Exercise requirements: Return the entries below verbatim. Pictures stay out.

Data records
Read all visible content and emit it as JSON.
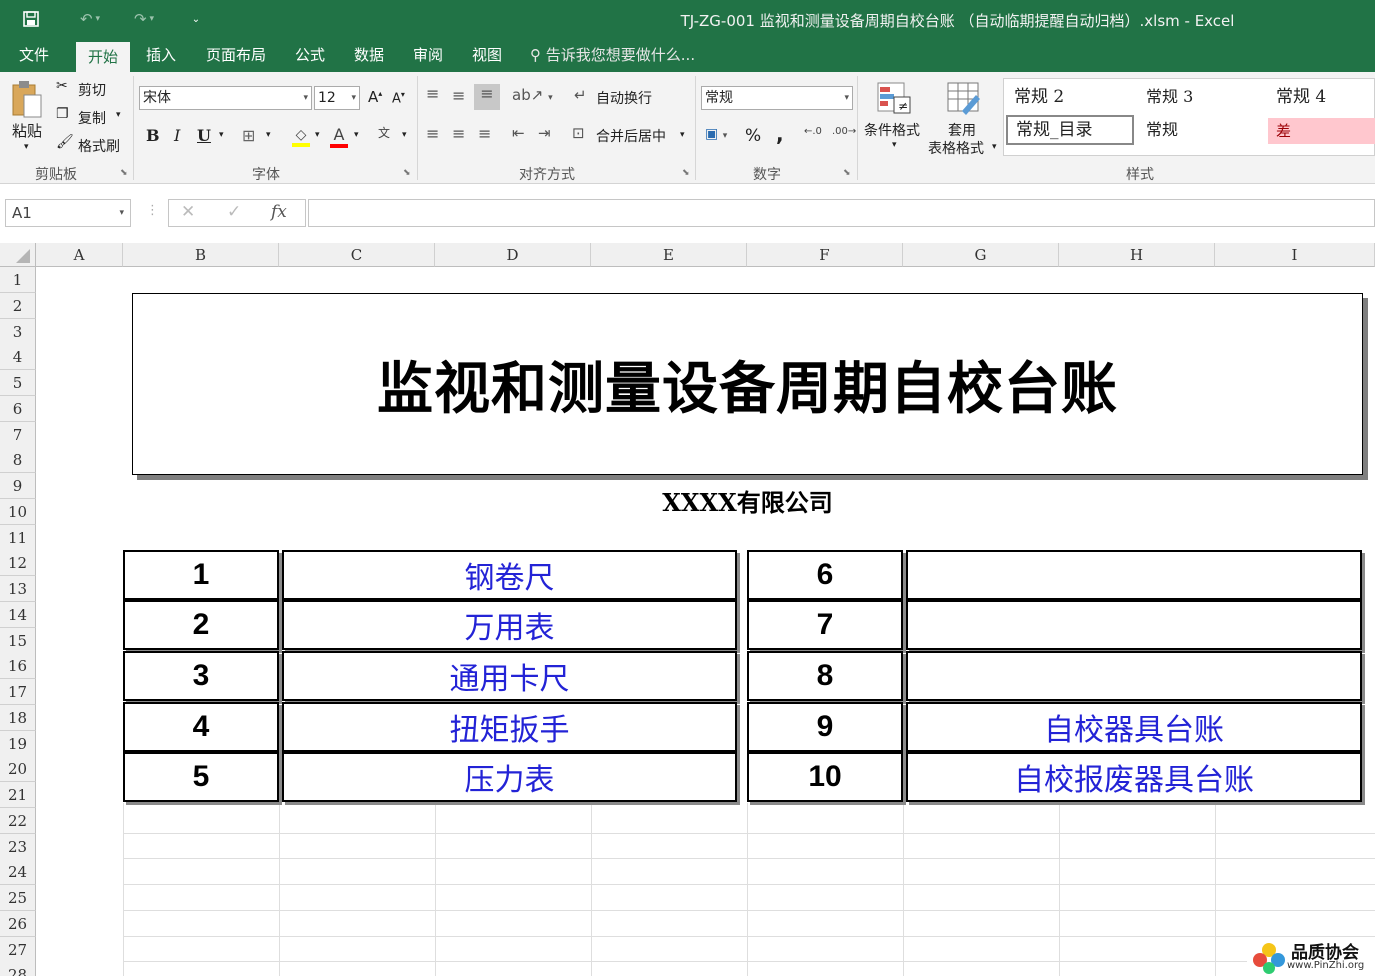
{
  "titlebar": {
    "title": "TJ-ZG-001 监视和测量设备周期自校台账 （自动临期提醒自动归档）.xlsm - Excel"
  },
  "tabs": [
    {
      "label": "文件"
    },
    {
      "label": "开始"
    },
    {
      "label": "插入"
    },
    {
      "label": "页面布局"
    },
    {
      "label": "公式"
    },
    {
      "label": "数据"
    },
    {
      "label": "审阅"
    },
    {
      "label": "视图"
    }
  ],
  "tell_me": "告诉我您想要做什么...",
  "ribbon": {
    "clipboard": {
      "paste": "粘贴",
      "cut": "剪切",
      "copy": "复制",
      "format_painter": "格式刷",
      "label": "剪贴板"
    },
    "font": {
      "name": "宋体",
      "size": "12",
      "label": "字体",
      "bold": "B",
      "italic": "I",
      "underline": "U"
    },
    "alignment": {
      "wrap": "自动换行",
      "merge": "合并后居中",
      "label": "对齐方式"
    },
    "number": {
      "format": "常规",
      "label": "数字",
      "percent": "%",
      "comma": ","
    },
    "styles": {
      "conditional": "条件格式",
      "table_line1": "套用",
      "table_line2": "表格格式",
      "label": "样式",
      "cells": [
        "常规 2",
        "常规 3",
        "常规 4",
        "常规_目录",
        "常规",
        "差"
      ]
    }
  },
  "formula_bar": {
    "name_box": "A1",
    "fx": "fx",
    "value": ""
  },
  "columns": [
    "A",
    "B",
    "C",
    "D",
    "E",
    "F",
    "G",
    "H",
    "I"
  ],
  "rows": [
    "1",
    "2",
    "3",
    "4",
    "5",
    "6",
    "7",
    "8",
    "9",
    "10",
    "11",
    "12",
    "13",
    "14",
    "15",
    "16",
    "17",
    "18",
    "19",
    "20",
    "21",
    "22",
    "23",
    "24",
    "25",
    "26",
    "27",
    "28"
  ],
  "sheet": {
    "title": "监视和测量设备周期自校台账",
    "company": "XXXX有限公司",
    "left_items": [
      {
        "no": "1",
        "name": "钢卷尺"
      },
      {
        "no": "2",
        "name": "万用表"
      },
      {
        "no": "3",
        "name": "通用卡尺"
      },
      {
        "no": "4",
        "name": "扭矩扳手"
      },
      {
        "no": "5",
        "name": "压力表"
      }
    ],
    "right_items": [
      {
        "no": "6",
        "name": ""
      },
      {
        "no": "7",
        "name": ""
      },
      {
        "no": "8",
        "name": ""
      },
      {
        "no": "9",
        "name": "自校器具台账"
      },
      {
        "no": "10",
        "name": "自校报废器具台账"
      }
    ]
  },
  "watermark": {
    "name": "品质协会",
    "url": "www.PinZhi.org"
  },
  "colors": {
    "excel_green": "#217346",
    "link_blue": "#2323d6",
    "bad_fill": "#ffc7ce"
  }
}
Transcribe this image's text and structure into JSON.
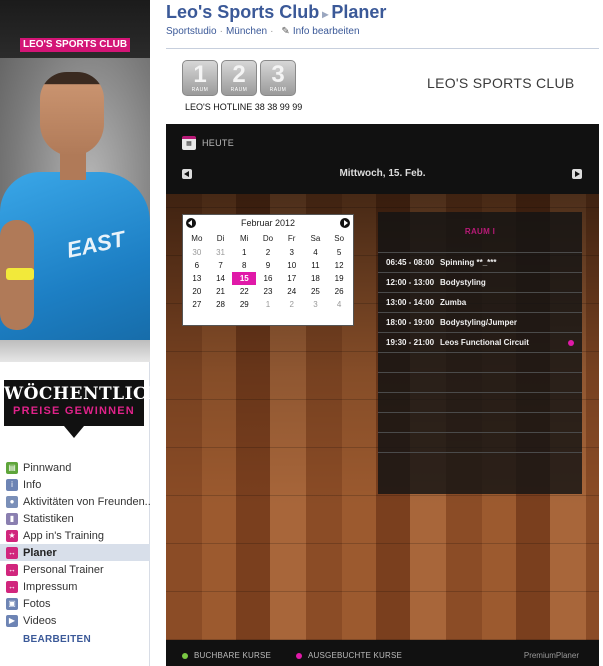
{
  "page": {
    "title_main": "Leo's Sports Club",
    "title_sub": "Planer",
    "category": "Sportstudio",
    "city": "München",
    "edit_info": "Info bearbeiten"
  },
  "left": {
    "brand_label": "LEO'S SPORTS CLUB",
    "shirt_text": "EAST",
    "promo_line1": "WÖCHENTLICH",
    "promo_line2": "PREISE GEWINNEN",
    "nav": [
      {
        "label": "Pinnwand",
        "icon": "wall-icon",
        "color": "#5ea53a"
      },
      {
        "label": "Info",
        "icon": "info-icon",
        "color": "#6d84b4"
      },
      {
        "label": "Aktivitäten von Freunden...",
        "icon": "friends-icon",
        "color": "#7a8fb8"
      },
      {
        "label": "Statistiken",
        "icon": "stats-icon",
        "color": "#8a7fb0"
      },
      {
        "label": "App in's Training",
        "icon": "app-icon",
        "color": "#d1267d"
      },
      {
        "label": "Planer",
        "icon": "planner-icon",
        "color": "#d1267d"
      },
      {
        "label": "Personal Trainer",
        "icon": "trainer-icon",
        "color": "#d1267d"
      },
      {
        "label": "Impressum",
        "icon": "imprint-icon",
        "color": "#d1267d"
      },
      {
        "label": "Fotos",
        "icon": "photos-icon",
        "color": "#6d84b4"
      },
      {
        "label": "Videos",
        "icon": "videos-icon",
        "color": "#6d84b4"
      }
    ],
    "nav_edit": "BEARBEITEN"
  },
  "app": {
    "rooms": [
      {
        "num": "1",
        "label": "RAUM"
      },
      {
        "num": "2",
        "label": "RAUM"
      },
      {
        "num": "3",
        "label": "RAUM"
      }
    ],
    "hotline": "LEO'S HOTLINE 38 38 99 99",
    "logo": "LEO'S SPORTS CLUB",
    "today": "HEUTE",
    "day_title": "Mittwoch, 15. Feb.",
    "calendar": {
      "month": "Februar 2012",
      "weekdays": [
        "Mo",
        "Di",
        "Mi",
        "Do",
        "Fr",
        "Sa",
        "So"
      ],
      "weeks": [
        [
          "30",
          "31",
          "1",
          "2",
          "3",
          "4",
          "5"
        ],
        [
          "6",
          "7",
          "8",
          "9",
          "10",
          "11",
          "12"
        ],
        [
          "13",
          "14",
          "15",
          "16",
          "17",
          "18",
          "19"
        ],
        [
          "20",
          "21",
          "22",
          "23",
          "24",
          "25",
          "26"
        ],
        [
          "27",
          "28",
          "29",
          "1",
          "2",
          "3",
          "4"
        ]
      ],
      "selected": "15"
    },
    "room_title": "RAUM I",
    "slots": [
      {
        "time": "06:45 - 08:00",
        "course": "Spinning **_***",
        "booked": false
      },
      {
        "time": "12:00 - 13:00",
        "course": "Bodystyling",
        "booked": false
      },
      {
        "time": "13:00 - 14:00",
        "course": "Zumba",
        "booked": false
      },
      {
        "time": "18:00 - 19:00",
        "course": "Bodystyling/Jumper",
        "booked": false
      },
      {
        "time": "19:30 - 21:00",
        "course": "Leos Functional Circuit",
        "booked": true
      }
    ],
    "legend": {
      "bookable": "BUCHBARE KURSE",
      "booked": "AUSGEBUCHTE KURSE",
      "bookable_color": "#7ac943",
      "booked_color": "#e019a8",
      "premium": "PremiumPlaner"
    }
  }
}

Solution below:
Read all visible content and emit it as JSON.
{
  "titlebar": {
    "title": "TJ-ZG-001 监视和测量设备周期自校台账 （自动临期提醒自动归档）.xlsm - Excel"
  },
  "tabs": [
    {
      "label": "文件"
    },
    {
      "label": "开始"
    },
    {
      "label": "插入"
    },
    {
      "label": "页面布局"
    },
    {
      "label": "公式"
    },
    {
      "label": "数据"
    },
    {
      "label": "审阅"
    },
    {
      "label": "视图"
    }
  ],
  "tell_me": "告诉我您想要做什么...",
  "ribbon": {
    "clipboard": {
      "paste": "粘贴",
      "cut": "剪切",
      "copy": "复制",
      "format_painter": "格式刷",
      "label": "剪贴板"
    },
    "font": {
      "name": "宋体",
      "size": "12",
      "label": "字体",
      "bold": "B",
      "italic": "I",
      "underline": "U"
    },
    "alignment": {
      "wrap": "自动换行",
      "merge": "合并后居中",
      "label": "对齐方式"
    },
    "number": {
      "format": "常规",
      "label": "数字",
      "percent": "%",
      "comma": ","
    },
    "styles": {
      "conditional": "条件格式",
      "table_line1": "套用",
      "table_line2": "表格格式",
      "label": "样式",
      "cells": [
        "常规 2",
        "常规 3",
        "常规 4",
        "常规_目录",
        "常规",
        "差"
      ]
    }
  },
  "formula_bar": {
    "name_box": "A1",
    "fx": "fx",
    "value": ""
  },
  "columns": [
    "A",
    "B",
    "C",
    "D",
    "E",
    "F",
    "G",
    "H",
    "I"
  ],
  "rows": [
    "1",
    "2",
    "3",
    "4",
    "5",
    "6",
    "7",
    "8",
    "9",
    "10",
    "11",
    "12",
    "13",
    "14",
    "15",
    "16",
    "17",
    "18",
    "19",
    "20",
    "21",
    "22",
    "23",
    "24",
    "25",
    "26",
    "27",
    "28"
  ],
  "sheet": {
    "title": "监视和测量设备周期自校台账",
    "company": "XXXX有限公司",
    "left_items": [
      {
        "no": "1",
        "name": "钢卷尺"
      },
      {
        "no": "2",
        "name": "万用表"
      },
      {
        "no": "3",
        "name": "通用卡尺"
      },
      {
        "no": "4",
        "name": "扭矩扳手"
      },
      {
        "no": "5",
        "name": "压力表"
      }
    ],
    "right_items": [
      {
        "no": "6",
        "name": ""
      },
      {
        "no": "7",
        "name": ""
      },
      {
        "no": "8",
        "name": ""
      },
      {
        "no": "9",
        "name": "自校器具台账"
      },
      {
        "no": "10",
        "name": "自校报废器具台账"
      }
    ]
  },
  "watermark": {
    "name": "品质协会",
    "url": "www.PinZhi.org"
  },
  "colors": {
    "excel_green": "#217346",
    "link_blue": "#2323d6",
    "bad_fill": "#ffc7ce"
  }
}
Transcribe this image's text and structure into JSON.
{
  "page": {
    "title_main": "Leo's Sports Club",
    "title_sub": "Planer",
    "category": "Sportstudio",
    "city": "München",
    "edit_info": "Info bearbeiten"
  },
  "left": {
    "brand_label": "LEO'S SPORTS CLUB",
    "shirt_text": "EAST",
    "promo_line1": "WÖCHENTLICH",
    "promo_line2": "PREISE GEWINNEN",
    "nav": [
      {
        "label": "Pinnwand",
        "icon": "wall-icon",
        "color": "#5ea53a"
      },
      {
        "label": "Info",
        "icon": "info-icon",
        "color": "#6d84b4"
      },
      {
        "label": "Aktivitäten von Freunden...",
        "icon": "friends-icon",
        "color": "#7a8fb8"
      },
      {
        "label": "Statistiken",
        "icon": "stats-icon",
        "color": "#8a7fb0"
      },
      {
        "label": "App in's Training",
        "icon": "app-icon",
        "color": "#d1267d"
      },
      {
        "label": "Planer",
        "icon": "planner-icon",
        "color": "#d1267d"
      },
      {
        "label": "Personal Trainer",
        "icon": "trainer-icon",
        "color": "#d1267d"
      },
      {
        "label": "Impressum",
        "icon": "imprint-icon",
        "color": "#d1267d"
      },
      {
        "label": "Fotos",
        "icon": "photos-icon",
        "color": "#6d84b4"
      },
      {
        "label": "Videos",
        "icon": "videos-icon",
        "color": "#6d84b4"
      }
    ],
    "nav_edit": "BEARBEITEN"
  },
  "app": {
    "rooms": [
      {
        "num": "1",
        "label": "RAUM"
      },
      {
        "num": "2",
        "label": "RAUM"
      },
      {
        "num": "3",
        "label": "RAUM"
      }
    ],
    "hotline": "LEO'S HOTLINE 38 38 99 99",
    "logo": "LEO'S SPORTS CLUB",
    "today": "HEUTE",
    "day_title": "Mittwoch, 15. Feb.",
    "calendar": {
      "month": "Februar 2012",
      "weekdays": [
        "Mo",
        "Di",
        "Mi",
        "Do",
        "Fr",
        "Sa",
        "So"
      ],
      "weeks": [
        [
          "30",
          "31",
          "1",
          "2",
          "3",
          "4",
          "5"
        ],
        [
          "6",
          "7",
          "8",
          "9",
          "10",
          "11",
          "12"
        ],
        [
          "13",
          "14",
          "15",
          "16",
          "17",
          "18",
          "19"
        ],
        [
          "20",
          "21",
          "22",
          "23",
          "24",
          "25",
          "26"
        ],
        [
          "27",
          "28",
          "29",
          "1",
          "2",
          "3",
          "4"
        ]
      ],
      "selected": "15"
    },
    "room_title": "RAUM I",
    "slots": [
      {
        "time": "06:45 - 08:00",
        "course": "Spinning **_***",
        "booked": false
      },
      {
        "time": "12:00 - 13:00",
        "course": "Bodystyling",
        "booked": false
      },
      {
        "time": "13:00 - 14:00",
        "course": "Zumba",
        "booked": false
      },
      {
        "time": "18:00 - 19:00",
        "course": "Bodystyling/Jumper",
        "booked": false
      },
      {
        "time": "19:30 - 21:00",
        "course": "Leos Functional Circuit",
        "booked": true
      }
    ],
    "legend": {
      "bookable": "BUCHBARE KURSE",
      "booked": "AUSGEBUCHTE KURSE",
      "bookable_color": "#7ac943",
      "booked_color": "#e019a8",
      "premium": "PremiumPlaner"
    }
  }
}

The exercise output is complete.